Rows from a dataset
********************
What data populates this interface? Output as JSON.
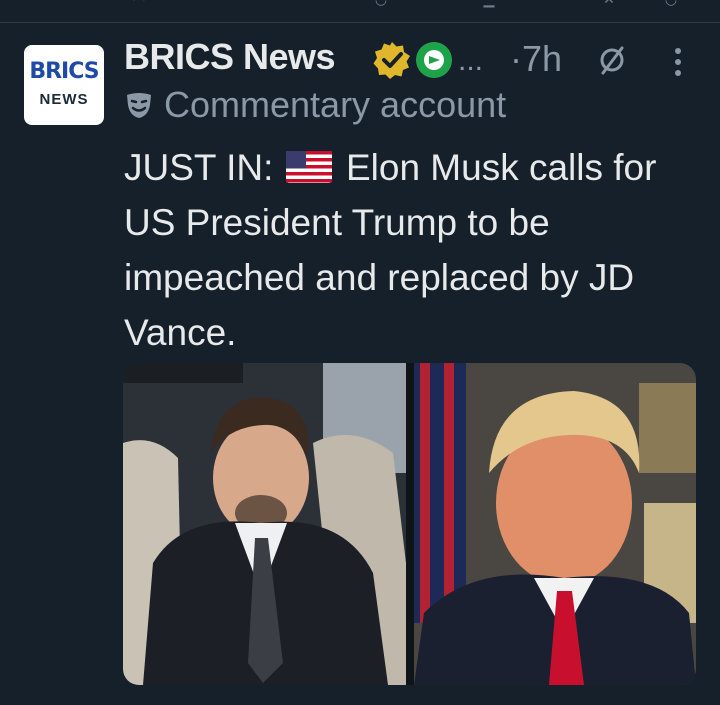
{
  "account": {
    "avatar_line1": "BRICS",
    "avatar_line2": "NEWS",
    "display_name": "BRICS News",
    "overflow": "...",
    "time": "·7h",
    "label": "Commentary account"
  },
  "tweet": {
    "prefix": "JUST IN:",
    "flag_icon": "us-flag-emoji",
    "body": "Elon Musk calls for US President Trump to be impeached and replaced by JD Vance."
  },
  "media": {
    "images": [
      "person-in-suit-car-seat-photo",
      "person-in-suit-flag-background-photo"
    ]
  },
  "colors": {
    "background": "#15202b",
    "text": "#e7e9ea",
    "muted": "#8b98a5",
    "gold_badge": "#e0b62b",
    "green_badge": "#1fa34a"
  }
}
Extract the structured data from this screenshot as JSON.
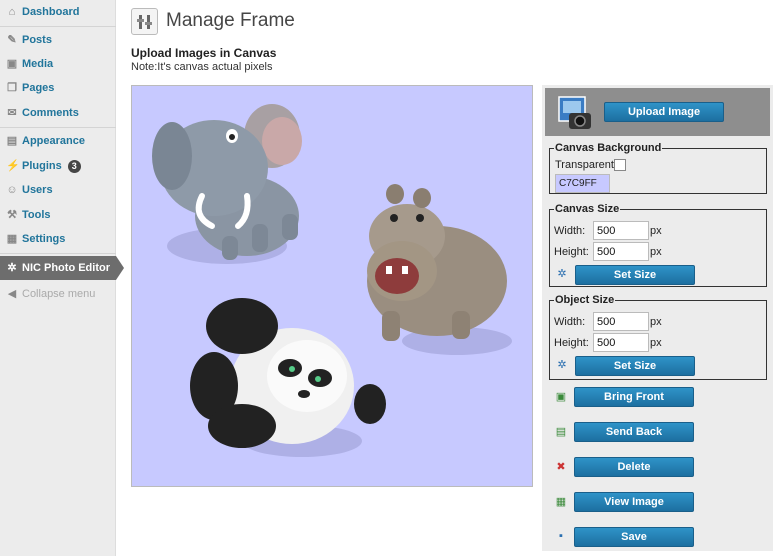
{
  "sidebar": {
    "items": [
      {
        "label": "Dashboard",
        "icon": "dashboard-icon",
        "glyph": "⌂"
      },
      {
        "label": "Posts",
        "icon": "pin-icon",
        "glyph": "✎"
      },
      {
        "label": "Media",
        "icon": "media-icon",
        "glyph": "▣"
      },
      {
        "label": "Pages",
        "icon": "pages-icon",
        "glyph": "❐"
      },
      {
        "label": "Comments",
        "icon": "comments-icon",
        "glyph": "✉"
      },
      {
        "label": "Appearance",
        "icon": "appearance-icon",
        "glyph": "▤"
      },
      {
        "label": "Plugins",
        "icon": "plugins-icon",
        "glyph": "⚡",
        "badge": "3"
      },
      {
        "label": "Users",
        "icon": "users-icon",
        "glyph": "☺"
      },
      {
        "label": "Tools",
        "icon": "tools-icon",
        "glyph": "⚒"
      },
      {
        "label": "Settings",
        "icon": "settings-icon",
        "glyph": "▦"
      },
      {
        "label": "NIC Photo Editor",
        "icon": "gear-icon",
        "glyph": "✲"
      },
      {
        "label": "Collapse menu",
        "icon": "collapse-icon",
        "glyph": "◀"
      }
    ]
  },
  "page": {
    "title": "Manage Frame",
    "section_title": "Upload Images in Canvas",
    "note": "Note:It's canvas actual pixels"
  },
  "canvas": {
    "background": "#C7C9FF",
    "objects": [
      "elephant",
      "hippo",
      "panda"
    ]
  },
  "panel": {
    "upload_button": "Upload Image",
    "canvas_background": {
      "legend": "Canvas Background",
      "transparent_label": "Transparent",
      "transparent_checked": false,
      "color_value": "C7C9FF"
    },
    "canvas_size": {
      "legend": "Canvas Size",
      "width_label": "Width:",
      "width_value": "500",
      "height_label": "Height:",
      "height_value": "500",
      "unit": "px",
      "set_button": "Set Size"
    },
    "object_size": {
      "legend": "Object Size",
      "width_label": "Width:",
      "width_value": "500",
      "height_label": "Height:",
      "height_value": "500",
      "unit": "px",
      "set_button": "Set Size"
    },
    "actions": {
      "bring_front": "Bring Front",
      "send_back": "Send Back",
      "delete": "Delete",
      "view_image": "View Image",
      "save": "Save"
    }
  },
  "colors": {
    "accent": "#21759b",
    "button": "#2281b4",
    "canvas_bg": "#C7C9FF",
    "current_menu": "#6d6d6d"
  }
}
********************
## WORK REQUIRED
Output every entry exactly as given; pictures are not part of the copy.

## RESULT
What data populates this interface? Output as JSON.
{
  "account": {
    "avatar_line1": "BRICS",
    "avatar_line2": "NEWS",
    "display_name": "BRICS News",
    "overflow": "...",
    "time": "·7h",
    "label": "Commentary account"
  },
  "tweet": {
    "prefix": "JUST IN:",
    "flag_icon": "us-flag-emoji",
    "body": "Elon Musk calls for US President Trump to be impeached and replaced by JD Vance."
  },
  "media": {
    "images": [
      "person-in-suit-car-seat-photo",
      "person-in-suit-flag-background-photo"
    ]
  },
  "colors": {
    "background": "#15202b",
    "text": "#e7e9ea",
    "muted": "#8b98a5",
    "gold_badge": "#e0b62b",
    "green_badge": "#1fa34a"
  }
}
Extract the structured data from this screenshot as JSON.
{
  "sidebar": {
    "items": [
      {
        "label": "Dashboard",
        "icon": "dashboard-icon",
        "glyph": "⌂"
      },
      {
        "label": "Posts",
        "icon": "pin-icon",
        "glyph": "✎"
      },
      {
        "label": "Media",
        "icon": "media-icon",
        "glyph": "▣"
      },
      {
        "label": "Pages",
        "icon": "pages-icon",
        "glyph": "❐"
      },
      {
        "label": "Comments",
        "icon": "comments-icon",
        "glyph": "✉"
      },
      {
        "label": "Appearance",
        "icon": "appearance-icon",
        "glyph": "▤"
      },
      {
        "label": "Plugins",
        "icon": "plugins-icon",
        "glyph": "⚡",
        "badge": "3"
      },
      {
        "label": "Users",
        "icon": "users-icon",
        "glyph": "☺"
      },
      {
        "label": "Tools",
        "icon": "tools-icon",
        "glyph": "⚒"
      },
      {
        "label": "Settings",
        "icon": "settings-icon",
        "glyph": "▦"
      },
      {
        "label": "NIC Photo Editor",
        "icon": "gear-icon",
        "glyph": "✲"
      },
      {
        "label": "Collapse menu",
        "icon": "collapse-icon",
        "glyph": "◀"
      }
    ]
  },
  "page": {
    "title": "Manage Frame",
    "section_title": "Upload Images in Canvas",
    "note": "Note:It's canvas actual pixels"
  },
  "canvas": {
    "background": "#C7C9FF",
    "objects": [
      "elephant",
      "hippo",
      "panda"
    ]
  },
  "panel": {
    "upload_button": "Upload Image",
    "canvas_background": {
      "legend": "Canvas Background",
      "transparent_label": "Transparent",
      "transparent_checked": false,
      "color_value": "C7C9FF"
    },
    "canvas_size": {
      "legend": "Canvas Size",
      "width_label": "Width:",
      "width_value": "500",
      "height_label": "Height:",
      "height_value": "500",
      "unit": "px",
      "set_button": "Set Size"
    },
    "object_size": {
      "legend": "Object Size",
      "width_label": "Width:",
      "width_value": "500",
      "height_label": "Height:",
      "height_value": "500",
      "unit": "px",
      "set_button": "Set Size"
    },
    "actions": {
      "bring_front": "Bring Front",
      "send_back": "Send Back",
      "delete": "Delete",
      "view_image": "View Image",
      "save": "Save"
    }
  },
  "colors": {
    "accent": "#21759b",
    "button": "#2281b4",
    "canvas_bg": "#C7C9FF",
    "current_menu": "#6d6d6d"
  }
}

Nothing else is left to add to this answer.